▸ INSTRUCTIONS FOR THE TASK: Go over the entries below line by line, copying each one that contains the word "sino".

(Dataset items)

****************************************

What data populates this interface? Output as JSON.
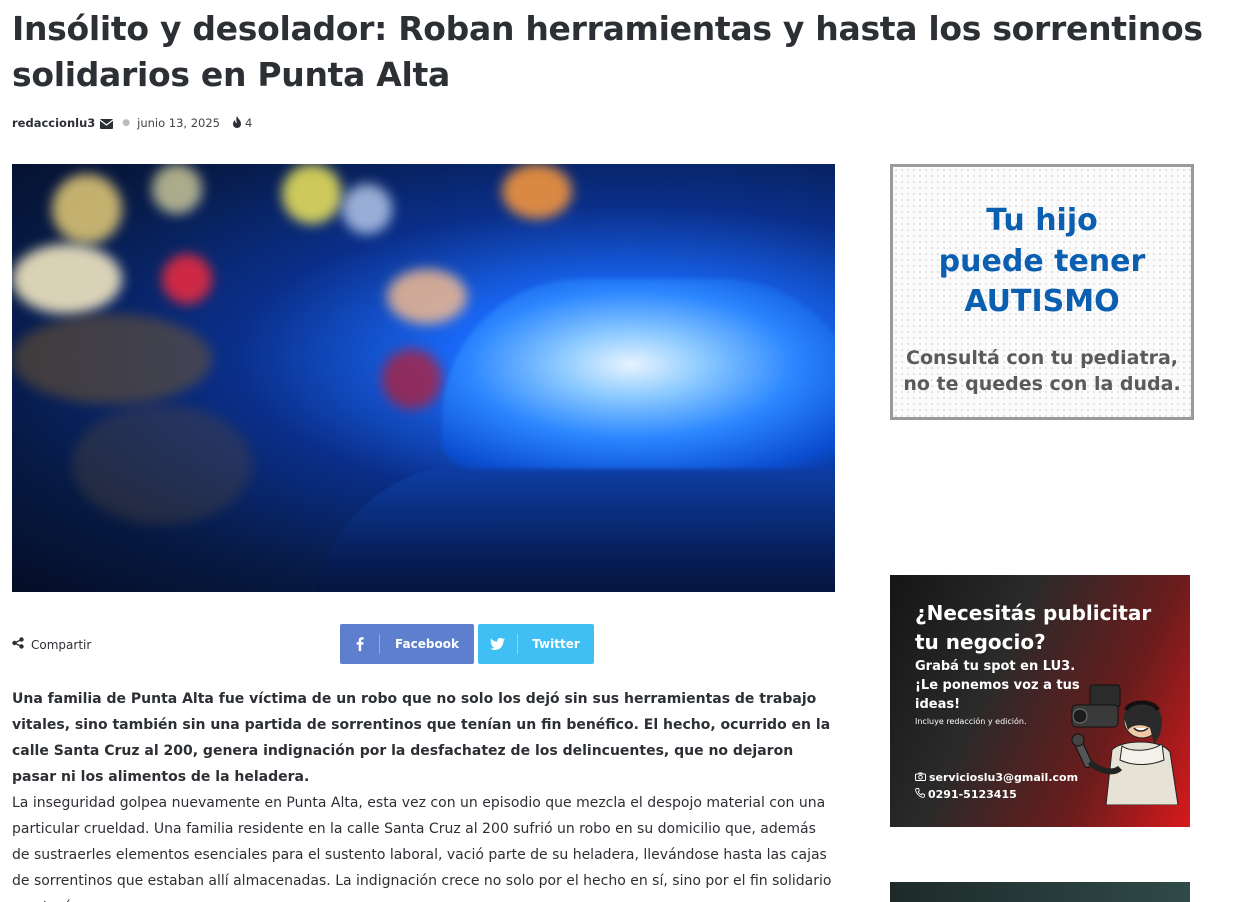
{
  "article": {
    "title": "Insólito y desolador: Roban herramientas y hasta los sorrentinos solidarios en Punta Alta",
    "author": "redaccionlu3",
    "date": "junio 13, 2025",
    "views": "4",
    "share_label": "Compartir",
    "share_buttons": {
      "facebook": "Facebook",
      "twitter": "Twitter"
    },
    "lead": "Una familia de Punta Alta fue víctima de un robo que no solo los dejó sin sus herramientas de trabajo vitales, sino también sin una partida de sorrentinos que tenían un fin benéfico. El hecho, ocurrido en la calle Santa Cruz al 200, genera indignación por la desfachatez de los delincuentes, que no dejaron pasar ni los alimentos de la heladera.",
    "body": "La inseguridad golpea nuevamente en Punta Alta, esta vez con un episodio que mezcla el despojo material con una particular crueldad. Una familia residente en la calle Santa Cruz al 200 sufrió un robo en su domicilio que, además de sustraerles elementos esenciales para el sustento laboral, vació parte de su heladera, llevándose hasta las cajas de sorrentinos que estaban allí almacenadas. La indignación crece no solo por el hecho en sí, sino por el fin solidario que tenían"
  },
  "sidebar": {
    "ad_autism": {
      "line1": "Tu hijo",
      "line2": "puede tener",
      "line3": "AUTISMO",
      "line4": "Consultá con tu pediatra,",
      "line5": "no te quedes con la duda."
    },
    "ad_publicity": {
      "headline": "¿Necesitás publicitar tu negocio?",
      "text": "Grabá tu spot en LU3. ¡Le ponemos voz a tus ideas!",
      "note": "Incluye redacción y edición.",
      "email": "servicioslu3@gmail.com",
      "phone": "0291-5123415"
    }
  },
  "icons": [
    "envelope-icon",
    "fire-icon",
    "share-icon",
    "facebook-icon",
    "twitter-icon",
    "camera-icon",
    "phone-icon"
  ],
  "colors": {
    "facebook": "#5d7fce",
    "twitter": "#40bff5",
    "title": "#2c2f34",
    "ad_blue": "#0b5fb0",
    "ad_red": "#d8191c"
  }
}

****************************************

▸ EXPECTED OUTPUT:
    "lead": "Una familia de Punta Alta fue víctima de un robo que no solo los dejó sin sus herramientas de trabajo vitales, sino también sin una partida de sorrentinos que tenían un fin benéfico. El hecho, ocurrido en la calle Santa Cruz al 200, genera indignación por la desfachatez de los delincuentes, que no dejaron pasar ni los alimentos de la heladera.",
    "body": "La inseguridad golpea nuevamente en Punta Alta, esta vez con un episodio que mezcla el despojo material con una particular crueldad. Una familia residente en la calle Santa Cruz al 200 sufrió un robo en su domicilio que, además de sustraerles elementos esenciales para el sustento laboral, vació parte de su heladera, llevándose hasta las cajas de sorrentinos que estaban allí almacenadas. La indignación crece no solo por el hecho en sí, sino por el fin solidario que tenían"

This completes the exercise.